(begin)
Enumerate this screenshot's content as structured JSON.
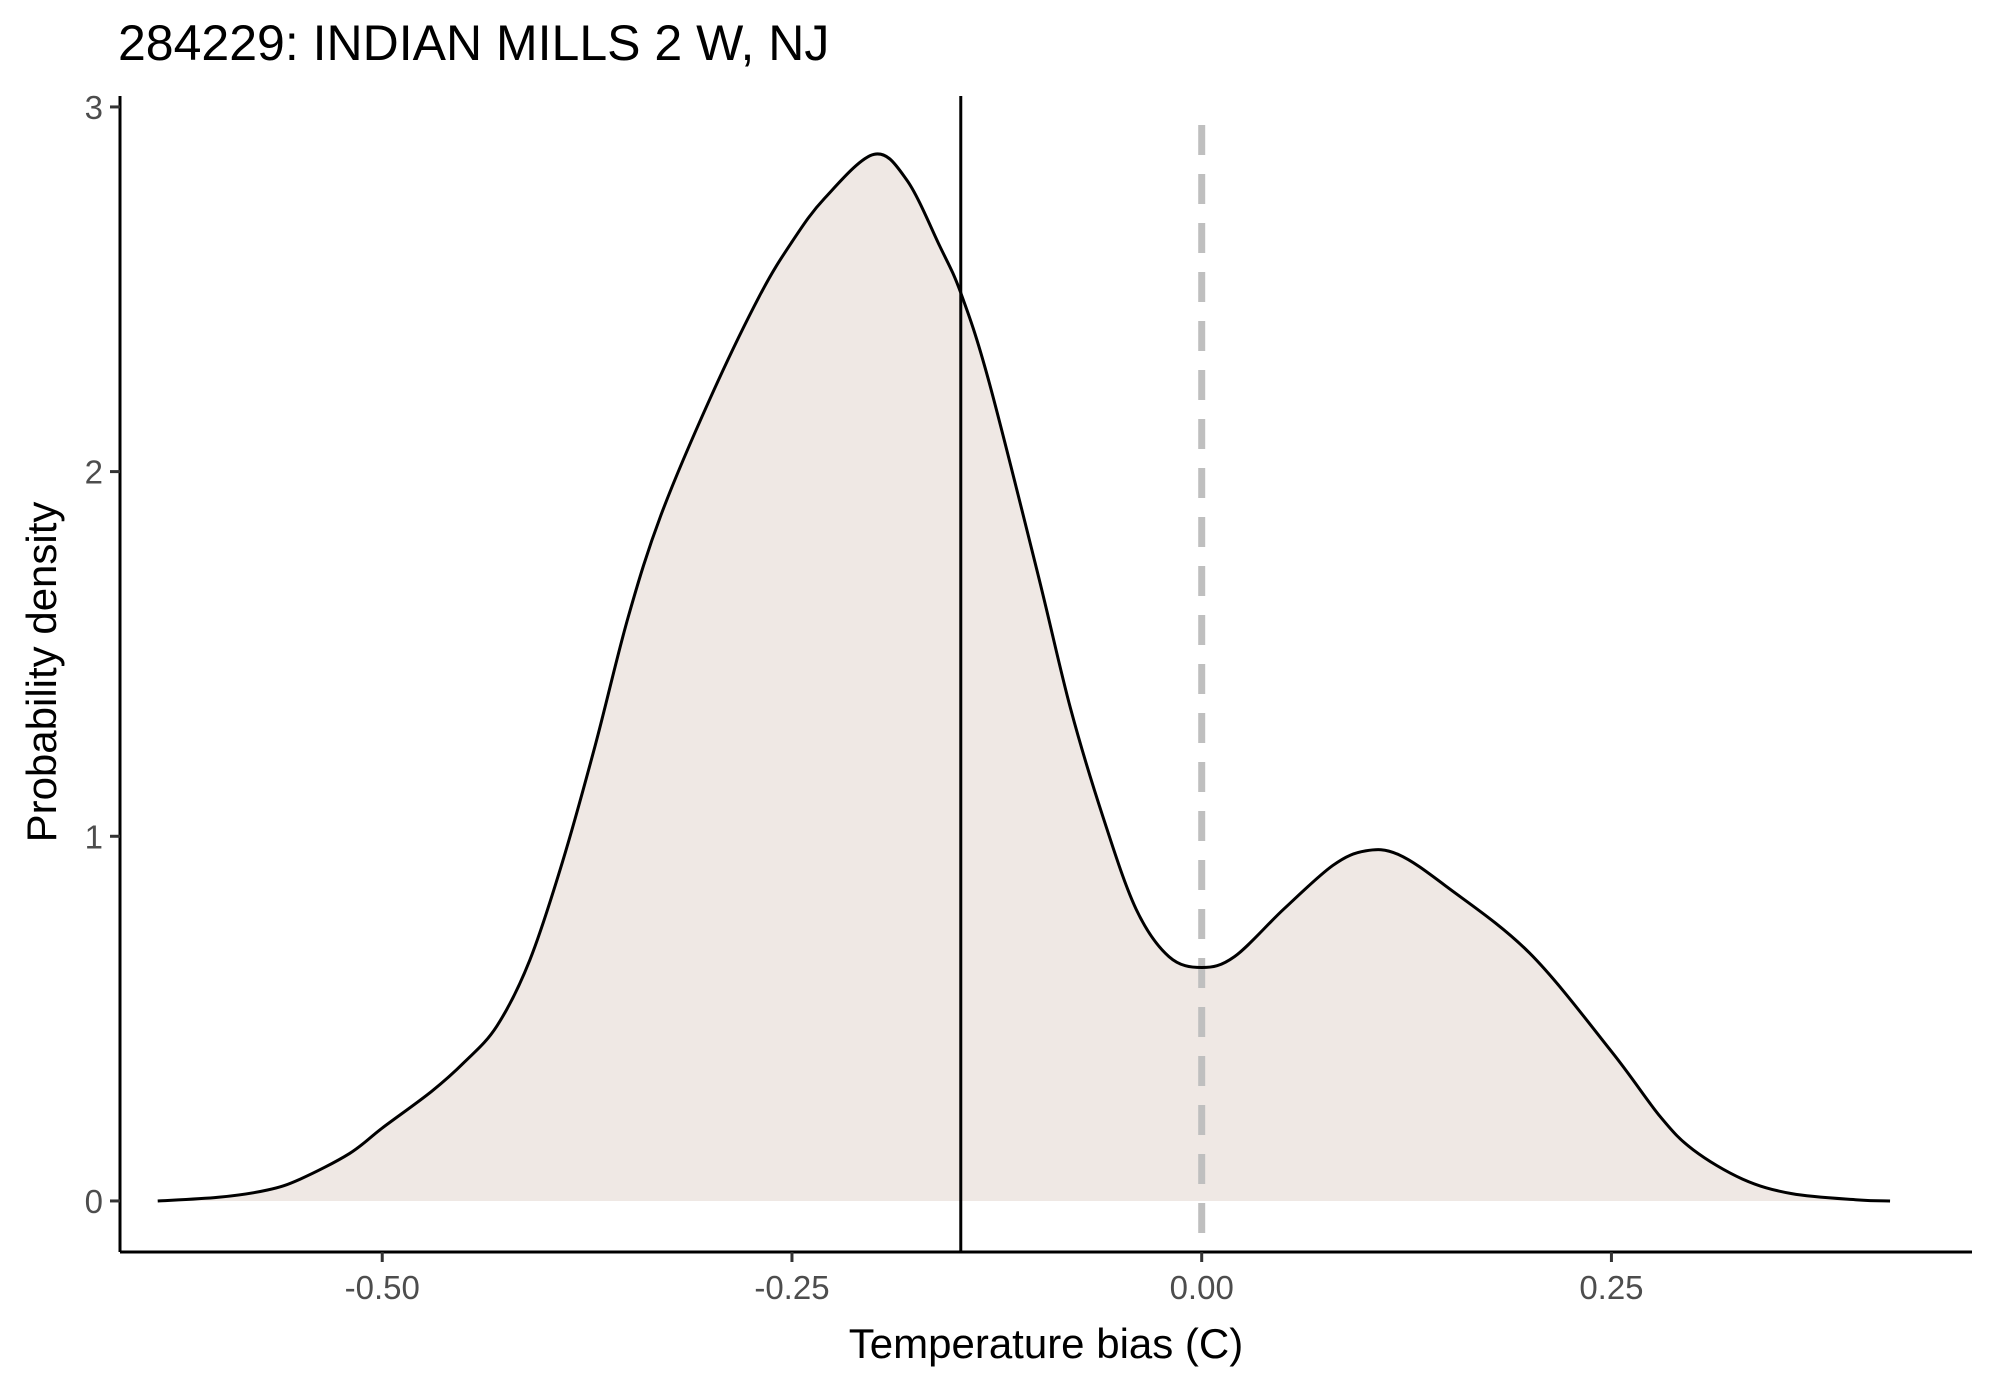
{
  "chart_data": {
    "type": "area",
    "title": "284229: INDIAN MILLS 2 W, NJ",
    "xlabel": "Temperature bias (C)",
    "ylabel": "Probability density",
    "xlim": [
      -0.66,
      0.47
    ],
    "ylim": [
      -0.14,
      3.03
    ],
    "x_ticks": [
      -0.5,
      -0.25,
      0.0,
      0.25
    ],
    "x_tick_labels": [
      "-0.50",
      "-0.25",
      "0.00",
      "0.25"
    ],
    "y_ticks": [
      0,
      1,
      2,
      3
    ],
    "y_tick_labels": [
      "0",
      "1",
      "2",
      "3"
    ],
    "grid": false,
    "fill_color": "#efe8e4",
    "line_color": "#000000",
    "reference_lines": [
      {
        "x": -0.147,
        "style": "solid",
        "color": "#000000"
      },
      {
        "x": 0.0,
        "style": "dashed",
        "color": "#bfbfbf"
      }
    ],
    "series": [
      {
        "x": [
          -0.637,
          -0.6,
          -0.57,
          -0.55,
          -0.52,
          -0.5,
          -0.47,
          -0.45,
          -0.43,
          -0.41,
          -0.39,
          -0.37,
          -0.35,
          -0.33,
          -0.3,
          -0.27,
          -0.25,
          -0.23,
          -0.2,
          -0.18,
          -0.16,
          -0.147,
          -0.13,
          -0.1,
          -0.08,
          -0.06,
          -0.04,
          -0.02,
          0.0,
          0.02,
          0.05,
          0.08,
          0.1,
          0.12,
          0.15,
          0.2,
          0.25,
          0.28,
          0.3,
          0.33,
          0.36,
          0.4,
          0.42
        ],
        "y": [
          0.0,
          0.01,
          0.03,
          0.06,
          0.13,
          0.2,
          0.3,
          0.38,
          0.48,
          0.66,
          0.93,
          1.25,
          1.6,
          1.88,
          2.2,
          2.48,
          2.63,
          2.75,
          2.87,
          2.8,
          2.62,
          2.49,
          2.25,
          1.72,
          1.35,
          1.05,
          0.8,
          0.67,
          0.64,
          0.67,
          0.8,
          0.92,
          0.96,
          0.95,
          0.86,
          0.68,
          0.41,
          0.23,
          0.14,
          0.06,
          0.02,
          0.003,
          0.0
        ]
      }
    ]
  }
}
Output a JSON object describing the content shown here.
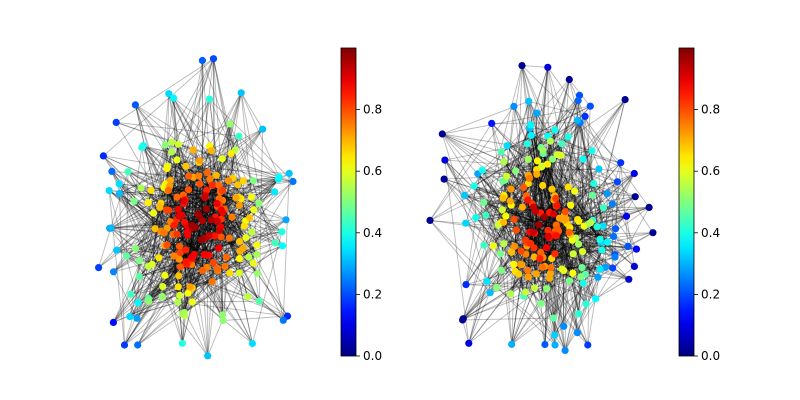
{
  "figure": {
    "panels": [
      {
        "name": "left-network",
        "seed": 11,
        "color_mode": "core"
      },
      {
        "name": "right-network",
        "seed": 29,
        "color_mode": "ring"
      }
    ],
    "colorbar": {
      "colormap": "jet",
      "range": [
        0,
        1
      ],
      "ticks": [
        "0.0",
        "0.2",
        "0.4",
        "0.6",
        "0.8"
      ]
    },
    "colors": {
      "edge": "#000000",
      "background": "#ffffff"
    }
  }
}
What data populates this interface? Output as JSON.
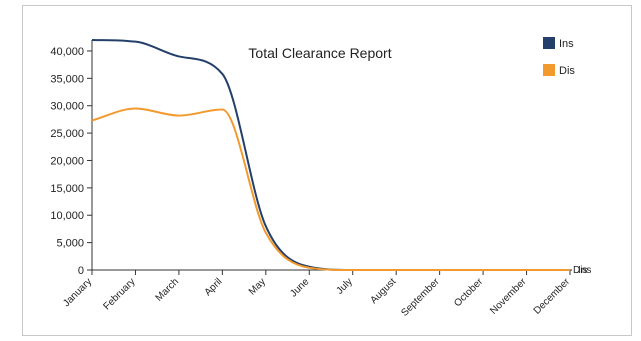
{
  "chart_data": {
    "type": "line",
    "title": "Total Clearance Report",
    "categories": [
      "January",
      "February",
      "March",
      "April",
      "May",
      "June",
      "July",
      "August",
      "September",
      "October",
      "November",
      "December"
    ],
    "ylim": [
      0,
      42000
    ],
    "yticks": [
      0,
      5000,
      10000,
      15000,
      20000,
      25000,
      30000,
      35000,
      40000
    ],
    "ytick_labels": [
      "0",
      "5,000",
      "10,000",
      "15,000",
      "20,000",
      "25,000",
      "30,000",
      "35,000",
      "40,000"
    ],
    "grid": false,
    "legend": "top-right",
    "series": [
      {
        "name": "Ins",
        "color": "#24406a",
        "values": [
          42000,
          41700,
          39000,
          35800,
          8000,
          600,
          0,
          0,
          0,
          0,
          0,
          0
        ]
      },
      {
        "name": "Dis",
        "color": "#f39a2e",
        "values": [
          27300,
          29500,
          28200,
          29300,
          6800,
          400,
          0,
          0,
          0,
          0,
          0,
          0
        ]
      }
    ],
    "end_labels": [
      "Dis",
      "Ins"
    ]
  }
}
(end)
**Aim**
Read the entries and show each line that mentions "content".

**The result**
Enumerate this screenshot's content as structured JSON.
Output a JSON object describing the content shown here.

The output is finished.